What you will do | Copy out every line exactly, passing over the pictures.

═══ Information given ═══

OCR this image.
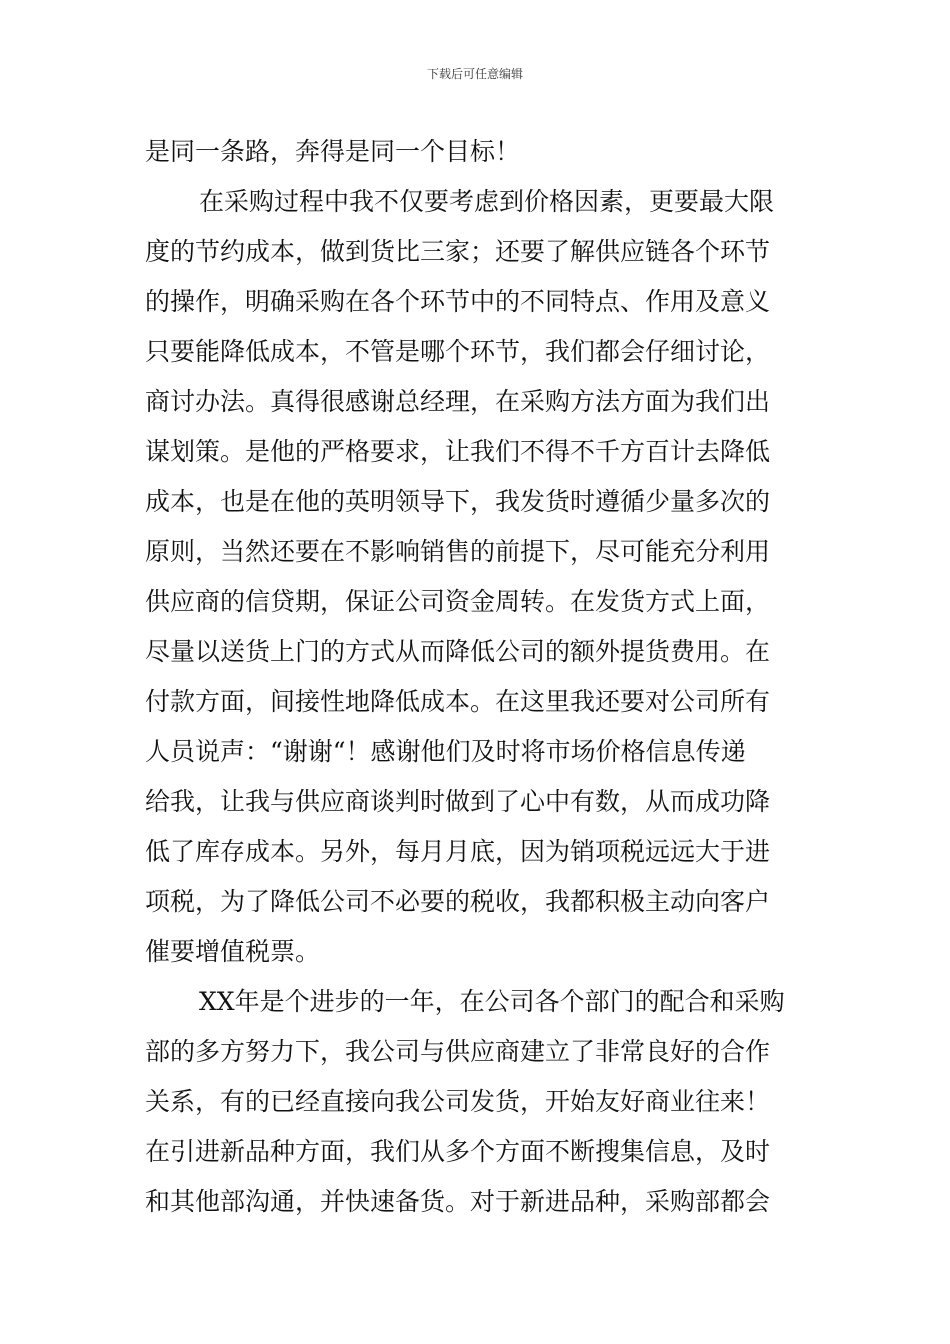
下载后可任意编辑
是同一条路，奔得是同一个目标！
在采购过程中我不仅要考虑到价格因素，更要最大限
度的节约成本，做到货比三家；还要了解供应链各个环节
的操作，明确采购在各个环节中的不同特点、作用及意义
只要能降低成本，不管是哪个环节，我们都会仔细讨论，
商讨办法。真得很感谢总经理，在采购方法方面为我们出
谋划策。是他的严格要求，让我们不得不千方百计去降低
成本，也是在他的英明领导下，我发货时遵循少量多次的
原则，当然还要在不影响销售的前提下，尽可能充分利用
供应商的信贷期，保证公司资金周转。在发货方式上面，
尽量以送货上门的方式从而降低公司的额外提货费用。在
付款方面，间接性地降低成本。在这里我还要对公司所有
人员说声：“谢谢“！感谢他们及时将市场价格信息传递
给我，让我与供应商谈判时做到了心中有数，从而成功降
低了库存成本。另外，每月月底，因为销项税远远大于进
项税，为了降低公司不必要的税收，我都积极主动向客户
催要增值税票。
XX年是个进步的一年，在公司各个部门的配合和采购
部的多方努力下，我公司与供应商建立了非常良好的合作
关系，有的已经直接向我公司发货，开始友好商业往来！
在引进新品种方面，我们从多个方面不断搜集信息，及时
和其他部沟通，并快速备货。对于新进品种，采购部都会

═══

Solution to the exercise |
OCR this image.
下载后可任意编辑
是同一条路，奔得是同一个目标！
在采购过程中我不仅要考虑到价格因素，更要最大限
度的节约成本，做到货比三家；还要了解供应链各个环节
的操作，明确采购在各个环节中的不同特点、作用及意义
只要能降低成本，不管是哪个环节，我们都会仔细讨论，
商讨办法。真得很感谢总经理，在采购方法方面为我们出
谋划策。是他的严格要求，让我们不得不千方百计去降低
成本，也是在他的英明领导下，我发货时遵循少量多次的
原则，当然还要在不影响销售的前提下，尽可能充分利用
供应商的信贷期，保证公司资金周转。在发货方式上面，
尽量以送货上门的方式从而降低公司的额外提货费用。在
付款方面，间接性地降低成本。在这里我还要对公司所有
人员说声：“谢谢“！感谢他们及时将市场价格信息传递
给我，让我与供应商谈判时做到了心中有数，从而成功降
低了库存成本。另外，每月月底，因为销项税远远大于进
项税，为了降低公司不必要的税收，我都积极主动向客户
催要增值税票。
XX年是个进步的一年，在公司各个部门的配合和采购
部的多方努力下，我公司与供应商建立了非常良好的合作
关系，有的已经直接向我公司发货，开始友好商业往来！
在引进新品种方面，我们从多个方面不断搜集信息，及时
和其他部沟通，并快速备货。对于新进品种，采购部都会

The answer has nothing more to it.